All of the data below must be repeated exactly.
**** PROVIDED RECORDS ****
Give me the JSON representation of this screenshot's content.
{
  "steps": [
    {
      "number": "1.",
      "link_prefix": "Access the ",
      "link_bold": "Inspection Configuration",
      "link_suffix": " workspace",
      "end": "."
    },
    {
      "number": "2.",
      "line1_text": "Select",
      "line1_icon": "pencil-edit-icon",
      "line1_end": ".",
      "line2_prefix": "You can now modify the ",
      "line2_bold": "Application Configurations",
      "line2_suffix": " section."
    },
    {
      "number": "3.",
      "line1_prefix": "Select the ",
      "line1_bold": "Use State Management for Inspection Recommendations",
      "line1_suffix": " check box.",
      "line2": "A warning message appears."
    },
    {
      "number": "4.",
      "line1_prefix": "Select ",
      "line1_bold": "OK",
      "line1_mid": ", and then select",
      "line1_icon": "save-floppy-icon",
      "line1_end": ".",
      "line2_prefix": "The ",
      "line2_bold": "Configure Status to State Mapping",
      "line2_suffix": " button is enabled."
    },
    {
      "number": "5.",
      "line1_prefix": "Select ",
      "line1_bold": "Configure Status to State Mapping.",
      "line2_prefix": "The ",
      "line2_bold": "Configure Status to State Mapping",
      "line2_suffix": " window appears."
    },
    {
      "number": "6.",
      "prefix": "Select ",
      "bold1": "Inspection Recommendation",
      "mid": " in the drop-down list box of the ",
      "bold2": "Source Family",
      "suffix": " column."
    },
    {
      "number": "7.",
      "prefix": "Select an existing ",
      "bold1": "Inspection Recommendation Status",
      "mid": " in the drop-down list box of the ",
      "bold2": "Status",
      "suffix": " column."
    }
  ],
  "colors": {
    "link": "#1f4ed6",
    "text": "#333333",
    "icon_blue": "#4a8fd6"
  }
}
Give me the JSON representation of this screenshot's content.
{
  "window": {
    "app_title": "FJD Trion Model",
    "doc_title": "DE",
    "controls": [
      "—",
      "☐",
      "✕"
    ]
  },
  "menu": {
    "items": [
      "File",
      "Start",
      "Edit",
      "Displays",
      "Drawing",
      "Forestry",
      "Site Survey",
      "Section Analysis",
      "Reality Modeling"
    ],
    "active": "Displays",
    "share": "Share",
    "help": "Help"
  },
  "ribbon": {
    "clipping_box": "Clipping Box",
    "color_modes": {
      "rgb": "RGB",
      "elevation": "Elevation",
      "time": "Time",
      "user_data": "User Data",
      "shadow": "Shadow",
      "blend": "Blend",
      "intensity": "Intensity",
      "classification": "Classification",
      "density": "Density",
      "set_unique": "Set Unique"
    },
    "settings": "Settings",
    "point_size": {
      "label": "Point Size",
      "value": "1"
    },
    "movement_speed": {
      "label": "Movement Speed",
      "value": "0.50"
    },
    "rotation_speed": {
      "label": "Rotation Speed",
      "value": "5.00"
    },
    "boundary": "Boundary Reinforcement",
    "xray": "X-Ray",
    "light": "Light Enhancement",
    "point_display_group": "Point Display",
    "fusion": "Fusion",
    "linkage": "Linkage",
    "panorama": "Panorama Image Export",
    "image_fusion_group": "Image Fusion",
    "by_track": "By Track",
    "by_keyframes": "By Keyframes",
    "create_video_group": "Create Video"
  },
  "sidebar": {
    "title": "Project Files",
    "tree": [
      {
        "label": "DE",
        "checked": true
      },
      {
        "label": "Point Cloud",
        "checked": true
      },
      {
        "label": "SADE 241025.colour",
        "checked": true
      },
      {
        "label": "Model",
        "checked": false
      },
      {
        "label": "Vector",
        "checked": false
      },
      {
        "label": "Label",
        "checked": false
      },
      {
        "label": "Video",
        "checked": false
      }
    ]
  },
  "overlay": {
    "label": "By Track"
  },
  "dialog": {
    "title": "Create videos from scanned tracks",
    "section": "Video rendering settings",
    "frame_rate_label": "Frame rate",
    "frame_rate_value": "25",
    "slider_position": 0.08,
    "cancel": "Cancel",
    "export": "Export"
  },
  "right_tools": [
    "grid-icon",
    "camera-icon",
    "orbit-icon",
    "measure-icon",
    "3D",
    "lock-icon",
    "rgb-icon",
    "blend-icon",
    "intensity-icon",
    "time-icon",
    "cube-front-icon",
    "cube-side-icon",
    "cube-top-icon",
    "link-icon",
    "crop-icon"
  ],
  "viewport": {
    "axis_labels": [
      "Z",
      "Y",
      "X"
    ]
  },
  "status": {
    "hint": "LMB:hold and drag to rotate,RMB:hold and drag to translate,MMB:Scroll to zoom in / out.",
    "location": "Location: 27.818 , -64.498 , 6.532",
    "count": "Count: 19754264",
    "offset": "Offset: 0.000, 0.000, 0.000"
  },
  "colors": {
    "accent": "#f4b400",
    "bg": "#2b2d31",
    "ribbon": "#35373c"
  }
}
****
• [SOLUTION TO THIS PROBLEM]
Give me the JSON representation of this screenshot's content.
{
  "steps": [
    {
      "number": "1.",
      "link_prefix": "Access the ",
      "link_bold": "Inspection Configuration",
      "link_suffix": " workspace",
      "end": "."
    },
    {
      "number": "2.",
      "line1_text": "Select",
      "line1_icon": "pencil-edit-icon",
      "line1_end": ".",
      "line2_prefix": "You can now modify the ",
      "line2_bold": "Application Configurations",
      "line2_suffix": " section."
    },
    {
      "number": "3.",
      "line1_prefix": "Select the ",
      "line1_bold": "Use State Management for Inspection Recommendations",
      "line1_suffix": " check box.",
      "line2": "A warning message appears."
    },
    {
      "number": "4.",
      "line1_prefix": "Select ",
      "line1_bold": "OK",
      "line1_mid": ", and then select",
      "line1_icon": "save-floppy-icon",
      "line1_end": ".",
      "line2_prefix": "The ",
      "line2_bold": "Configure Status to State Mapping",
      "line2_suffix": " button is enabled."
    },
    {
      "number": "5.",
      "line1_prefix": "Select ",
      "line1_bold": "Configure Status to State Mapping.",
      "line2_prefix": "The ",
      "line2_bold": "Configure Status to State Mapping",
      "line2_suffix": " window appears."
    },
    {
      "number": "6.",
      "prefix": "Select ",
      "bold1": "Inspection Recommendation",
      "mid": " in the drop-down list box of the ",
      "bold2": "Source Family",
      "suffix": " column."
    },
    {
      "number": "7.",
      "prefix": "Select an existing ",
      "bold1": "Inspection Recommendation Status",
      "mid": " in the drop-down list box of the ",
      "bold2": "Status",
      "suffix": " column."
    }
  ],
  "colors": {
    "link": "#1f4ed6",
    "text": "#333333",
    "icon_blue": "#4a8fd6"
  }
}
Give me the JSON representation of this screenshot's content.
{
  "window": {
    "app_title": "FJD Trion Model",
    "doc_title": "DE",
    "controls": [
      "—",
      "☐",
      "✕"
    ]
  },
  "menu": {
    "items": [
      "File",
      "Start",
      "Edit",
      "Displays",
      "Drawing",
      "Forestry",
      "Site Survey",
      "Section Analysis",
      "Reality Modeling"
    ],
    "active": "Displays",
    "share": "Share",
    "help": "Help"
  },
  "ribbon": {
    "clipping_box": "Clipping Box",
    "color_modes": {
      "rgb": "RGB",
      "elevation": "Elevation",
      "time": "Time",
      "user_data": "User Data",
      "shadow": "Shadow",
      "blend": "Blend",
      "intensity": "Intensity",
      "classification": "Classification",
      "density": "Density",
      "set_unique": "Set Unique"
    },
    "settings": "Settings",
    "point_size": {
      "label": "Point Size",
      "value": "1"
    },
    "movement_speed": {
      "label": "Movement Speed",
      "value": "0.50"
    },
    "rotation_speed": {
      "label": "Rotation Speed",
      "value": "5.00"
    },
    "boundary": "Boundary Reinforcement",
    "xray": "X-Ray",
    "light": "Light Enhancement",
    "point_display_group": "Point Display",
    "fusion": "Fusion",
    "linkage": "Linkage",
    "panorama": "Panorama Image Export",
    "image_fusion_group": "Image Fusion",
    "by_track": "By Track",
    "by_keyframes": "By Keyframes",
    "create_video_group": "Create Video"
  },
  "sidebar": {
    "title": "Project Files",
    "tree": [
      {
        "label": "DE",
        "checked": true
      },
      {
        "label": "Point Cloud",
        "checked": true
      },
      {
        "label": "SADE 241025.colour",
        "checked": true
      },
      {
        "label": "Model",
        "checked": false
      },
      {
        "label": "Vector",
        "checked": false
      },
      {
        "label": "Label",
        "checked": false
      },
      {
        "label": "Video",
        "checked": false
      }
    ]
  },
  "overlay": {
    "label": "By Track"
  },
  "dialog": {
    "title": "Create videos from scanned tracks",
    "section": "Video rendering settings",
    "frame_rate_label": "Frame rate",
    "frame_rate_value": "25",
    "slider_position": 0.08,
    "cancel": "Cancel",
    "export": "Export"
  },
  "right_tools": [
    "grid-icon",
    "camera-icon",
    "orbit-icon",
    "measure-icon",
    "3D",
    "lock-icon",
    "rgb-icon",
    "blend-icon",
    "intensity-icon",
    "time-icon",
    "cube-front-icon",
    "cube-side-icon",
    "cube-top-icon",
    "link-icon",
    "crop-icon"
  ],
  "viewport": {
    "axis_labels": [
      "Z",
      "Y",
      "X"
    ]
  },
  "status": {
    "hint": "LMB:hold and drag to rotate,RMB:hold and drag to translate,MMB:Scroll to zoom in / out.",
    "location": "Location: 27.818 , -64.498 , 6.532",
    "count": "Count: 19754264",
    "offset": "Offset: 0.000, 0.000, 0.000"
  },
  "colors": {
    "accent": "#f4b400",
    "bg": "#2b2d31",
    "ribbon": "#35373c"
  }
}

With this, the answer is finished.